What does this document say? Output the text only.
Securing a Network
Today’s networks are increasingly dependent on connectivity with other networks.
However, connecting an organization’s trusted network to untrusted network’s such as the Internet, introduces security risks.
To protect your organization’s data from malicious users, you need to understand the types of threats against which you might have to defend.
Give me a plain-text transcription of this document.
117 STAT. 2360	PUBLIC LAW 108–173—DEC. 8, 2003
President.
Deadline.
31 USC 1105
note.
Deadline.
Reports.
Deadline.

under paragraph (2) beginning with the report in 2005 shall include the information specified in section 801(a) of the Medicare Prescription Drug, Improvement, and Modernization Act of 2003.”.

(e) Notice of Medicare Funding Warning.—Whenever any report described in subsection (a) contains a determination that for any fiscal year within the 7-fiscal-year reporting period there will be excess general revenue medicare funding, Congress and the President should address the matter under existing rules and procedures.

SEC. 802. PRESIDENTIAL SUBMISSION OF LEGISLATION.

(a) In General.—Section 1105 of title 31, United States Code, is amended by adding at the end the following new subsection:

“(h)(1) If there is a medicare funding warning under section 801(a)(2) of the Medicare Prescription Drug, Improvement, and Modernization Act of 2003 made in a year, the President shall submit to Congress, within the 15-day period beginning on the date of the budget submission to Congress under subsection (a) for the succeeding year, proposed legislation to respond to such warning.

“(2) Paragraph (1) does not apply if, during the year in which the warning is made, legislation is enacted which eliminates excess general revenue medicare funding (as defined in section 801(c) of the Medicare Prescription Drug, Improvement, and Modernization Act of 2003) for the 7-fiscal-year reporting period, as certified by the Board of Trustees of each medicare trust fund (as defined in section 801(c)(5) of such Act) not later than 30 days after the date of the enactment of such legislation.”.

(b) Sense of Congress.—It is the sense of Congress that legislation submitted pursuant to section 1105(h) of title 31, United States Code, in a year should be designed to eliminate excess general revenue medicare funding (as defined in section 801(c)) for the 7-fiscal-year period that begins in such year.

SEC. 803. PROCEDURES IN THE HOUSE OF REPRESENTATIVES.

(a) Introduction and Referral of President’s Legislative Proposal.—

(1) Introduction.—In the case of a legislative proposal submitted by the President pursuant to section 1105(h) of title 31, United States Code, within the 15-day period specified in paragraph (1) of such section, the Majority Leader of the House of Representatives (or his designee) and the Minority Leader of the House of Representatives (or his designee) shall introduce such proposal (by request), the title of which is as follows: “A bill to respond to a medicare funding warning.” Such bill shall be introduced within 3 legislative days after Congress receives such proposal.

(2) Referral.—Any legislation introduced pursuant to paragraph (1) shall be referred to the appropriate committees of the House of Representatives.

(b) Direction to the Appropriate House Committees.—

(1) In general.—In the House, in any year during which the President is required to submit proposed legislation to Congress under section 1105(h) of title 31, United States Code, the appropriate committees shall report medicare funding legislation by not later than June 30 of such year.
****************************************
Exercise brief
Reproduce every line from the entries that holds the word "Drug".

Output below
under paragraph (2) beginning with the report in 2005 shall include the information specified in section 801(a) of the Medicare Prescription Drug, Improvement, and Modernization Act of 2003.”.
“(h)(1) If there is a medicare funding warning under section 801(a)(2) of the Medicare Prescription Drug, Improvement, and Modernization Act of 2003 made in a year, the President shall submit to Congress, within the 15-day period beginning on the date of the budget submission to Congress under subsection (a) for the succeeding year, proposed legislation to respond to such warning.
“(2) Paragraph (1) does not apply if, during the year in which the warning is made, legislation is enacted which eliminates excess general revenue medicare funding (as defined in section 801(c) of the Medicare Prescription Drug, Improvement, and Modernization Act of 2003) for the 7-fiscal-year reporting period, as certified by the Board of Trustees of each medicare trust fund (as defined in section 801(c)(5) of such Act) not later than 30 days after the date of the enactment of such legislation.”.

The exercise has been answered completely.